Begin Records supplied
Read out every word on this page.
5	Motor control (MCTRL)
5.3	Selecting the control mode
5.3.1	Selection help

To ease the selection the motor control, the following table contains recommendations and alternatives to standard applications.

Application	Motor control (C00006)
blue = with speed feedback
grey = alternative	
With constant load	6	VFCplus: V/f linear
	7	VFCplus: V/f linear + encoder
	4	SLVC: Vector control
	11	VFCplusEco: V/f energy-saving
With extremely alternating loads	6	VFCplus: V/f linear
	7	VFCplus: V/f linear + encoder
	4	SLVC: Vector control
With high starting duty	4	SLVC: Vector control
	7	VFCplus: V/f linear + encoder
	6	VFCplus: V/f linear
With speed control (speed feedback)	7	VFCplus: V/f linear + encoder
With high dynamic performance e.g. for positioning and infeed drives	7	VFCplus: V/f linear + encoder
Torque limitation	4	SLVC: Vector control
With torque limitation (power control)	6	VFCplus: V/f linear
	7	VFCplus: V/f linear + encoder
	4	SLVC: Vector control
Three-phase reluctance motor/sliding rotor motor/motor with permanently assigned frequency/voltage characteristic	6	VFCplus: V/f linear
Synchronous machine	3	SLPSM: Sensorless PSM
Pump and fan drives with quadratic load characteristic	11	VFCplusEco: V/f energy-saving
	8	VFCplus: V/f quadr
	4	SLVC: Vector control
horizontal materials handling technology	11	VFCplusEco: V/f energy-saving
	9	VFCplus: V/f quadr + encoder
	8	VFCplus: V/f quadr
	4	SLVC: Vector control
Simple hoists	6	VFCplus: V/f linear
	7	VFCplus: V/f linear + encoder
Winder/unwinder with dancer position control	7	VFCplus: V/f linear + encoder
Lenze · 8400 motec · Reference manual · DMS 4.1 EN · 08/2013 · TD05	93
End Records supplied
_Directions_:
Retype every entry word for word.

_Expected output_:
Read out every word on this page.
5	Motor control (MCTRL)
5.3	Selecting the control mode
5.3.1	Selection help

To ease the selection the motor control, the following table contains recommendations and alternatives to standard applications.

Application	Motor control (C00006)
blue = with speed feedback
grey = alternative	
With constant load	6	VFCplus: V/f linear
	7	VFCplus: V/f linear + encoder
	4	SLVC: Vector control
	11	VFCplusEco: V/f energy-saving
With extremely alternating loads	6	VFCplus: V/f linear
	7	VFCplus: V/f linear + encoder
	4	SLVC: Vector control
With high starting duty	4	SLVC: Vector control
	7	VFCplus: V/f linear + encoder
	6	VFCplus: V/f linear
With speed control (speed feedback)	7	VFCplus: V/f linear + encoder
With high dynamic performance e.g. for positioning and infeed drives	7	VFCplus: V/f linear + encoder
Torque limitation	4	SLVC: Vector control
With torque limitation (power control)	6	VFCplus: V/f linear
	7	VFCplus: V/f linear + encoder
	4	SLVC: Vector control
Three-phase reluctance motor/sliding rotor motor/motor with permanently assigned frequency/voltage characteristic	6	VFCplus: V/f linear
Synchronous machine	3	SLPSM: Sensorless PSM
Pump and fan drives with quadratic load characteristic	11	VFCplusEco: V/f energy-saving
	8	VFCplus: V/f quadr
	4	SLVC: Vector control
horizontal materials handling technology	11	VFCplusEco: V/f energy-saving
	9	VFCplus: V/f quadr + encoder
	8	VFCplus: V/f quadr
	4	SLVC: Vector control
Simple hoists	6	VFCplus: V/f linear
	7	VFCplus: V/f linear + encoder
Winder/unwinder with dancer position control	7	VFCplus: V/f linear + encoder
Lenze · 8400 motec · Reference manual · DMS 4.1 EN · 08/2013 · TD05	93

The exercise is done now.